Extracts from a graphics dataset:
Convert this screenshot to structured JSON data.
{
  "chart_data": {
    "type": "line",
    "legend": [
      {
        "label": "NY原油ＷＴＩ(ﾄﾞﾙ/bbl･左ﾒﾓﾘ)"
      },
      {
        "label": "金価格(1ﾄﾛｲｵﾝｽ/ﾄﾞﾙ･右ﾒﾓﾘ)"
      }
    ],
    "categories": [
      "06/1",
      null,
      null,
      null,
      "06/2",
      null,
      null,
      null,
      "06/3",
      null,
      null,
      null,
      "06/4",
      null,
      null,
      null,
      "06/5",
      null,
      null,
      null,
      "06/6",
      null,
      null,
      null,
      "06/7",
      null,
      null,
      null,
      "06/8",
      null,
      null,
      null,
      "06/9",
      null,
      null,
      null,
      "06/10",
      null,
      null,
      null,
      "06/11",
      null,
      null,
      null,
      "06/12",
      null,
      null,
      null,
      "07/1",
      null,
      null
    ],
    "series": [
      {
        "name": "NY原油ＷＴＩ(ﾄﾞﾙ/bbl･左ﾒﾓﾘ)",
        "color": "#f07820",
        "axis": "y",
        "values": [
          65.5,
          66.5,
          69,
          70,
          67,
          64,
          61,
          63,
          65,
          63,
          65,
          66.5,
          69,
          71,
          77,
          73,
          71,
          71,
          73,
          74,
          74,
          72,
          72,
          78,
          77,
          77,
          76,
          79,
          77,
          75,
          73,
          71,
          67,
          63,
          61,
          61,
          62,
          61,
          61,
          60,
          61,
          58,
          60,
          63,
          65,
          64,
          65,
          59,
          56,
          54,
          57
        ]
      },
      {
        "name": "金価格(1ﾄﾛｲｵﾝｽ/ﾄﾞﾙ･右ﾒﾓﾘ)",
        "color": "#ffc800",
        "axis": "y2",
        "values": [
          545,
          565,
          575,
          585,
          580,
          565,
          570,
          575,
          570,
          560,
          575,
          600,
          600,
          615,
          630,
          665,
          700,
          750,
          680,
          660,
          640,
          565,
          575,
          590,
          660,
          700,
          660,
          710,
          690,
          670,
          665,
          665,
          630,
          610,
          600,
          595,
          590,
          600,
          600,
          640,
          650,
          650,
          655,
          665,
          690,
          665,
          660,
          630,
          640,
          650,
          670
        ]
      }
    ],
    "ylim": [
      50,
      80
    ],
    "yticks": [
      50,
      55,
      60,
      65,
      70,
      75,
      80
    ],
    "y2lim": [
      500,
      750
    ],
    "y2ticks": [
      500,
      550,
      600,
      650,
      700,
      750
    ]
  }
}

What to produce: Repeat the records above exactly.

Response to the task:
Convert this screenshot to structured JSON data.
{
  "chart_data": {
    "type": "line",
    "legend": [
      {
        "label": "NY原油ＷＴＩ(ﾄﾞﾙ/bbl･左ﾒﾓﾘ)"
      },
      {
        "label": "金価格(1ﾄﾛｲｵﾝｽ/ﾄﾞﾙ･右ﾒﾓﾘ)"
      }
    ],
    "categories": [
      "06/1",
      null,
      null,
      null,
      "06/2",
      null,
      null,
      null,
      "06/3",
      null,
      null,
      null,
      "06/4",
      null,
      null,
      null,
      "06/5",
      null,
      null,
      null,
      "06/6",
      null,
      null,
      null,
      "06/7",
      null,
      null,
      null,
      "06/8",
      null,
      null,
      null,
      "06/9",
      null,
      null,
      null,
      "06/10",
      null,
      null,
      null,
      "06/11",
      null,
      null,
      null,
      "06/12",
      null,
      null,
      null,
      "07/1",
      null,
      null
    ],
    "series": [
      {
        "name": "NY原油ＷＴＩ(ﾄﾞﾙ/bbl･左ﾒﾓﾘ)",
        "color": "#f07820",
        "axis": "y",
        "values": [
          65.5,
          66.5,
          69,
          70,
          67,
          64,
          61,
          63,
          65,
          63,
          65,
          66.5,
          69,
          71,
          77,
          73,
          71,
          71,
          73,
          74,
          74,
          72,
          72,
          78,
          77,
          77,
          76,
          79,
          77,
          75,
          73,
          71,
          67,
          63,
          61,
          61,
          62,
          61,
          61,
          60,
          61,
          58,
          60,
          63,
          65,
          64,
          65,
          59,
          56,
          54,
          57
        ]
      },
      {
        "name": "金価格(1ﾄﾛｲｵﾝｽ/ﾄﾞﾙ･右ﾒﾓﾘ)",
        "color": "#ffc800",
        "axis": "y2",
        "values": [
          545,
          565,
          575,
          585,
          580,
          565,
          570,
          575,
          570,
          560,
          575,
          600,
          600,
          615,
          630,
          665,
          700,
          750,
          680,
          660,
          640,
          565,
          575,
          590,
          660,
          700,
          660,
          710,
          690,
          670,
          665,
          665,
          630,
          610,
          600,
          595,
          590,
          600,
          600,
          640,
          650,
          650,
          655,
          665,
          690,
          665,
          660,
          630,
          640,
          650,
          670
        ]
      }
    ],
    "ylim": [
      50,
      80
    ],
    "yticks": [
      50,
      55,
      60,
      65,
      70,
      75,
      80
    ],
    "y2lim": [
      500,
      750
    ],
    "y2ticks": [
      500,
      550,
      600,
      650,
      700,
      750
    ]
  }
}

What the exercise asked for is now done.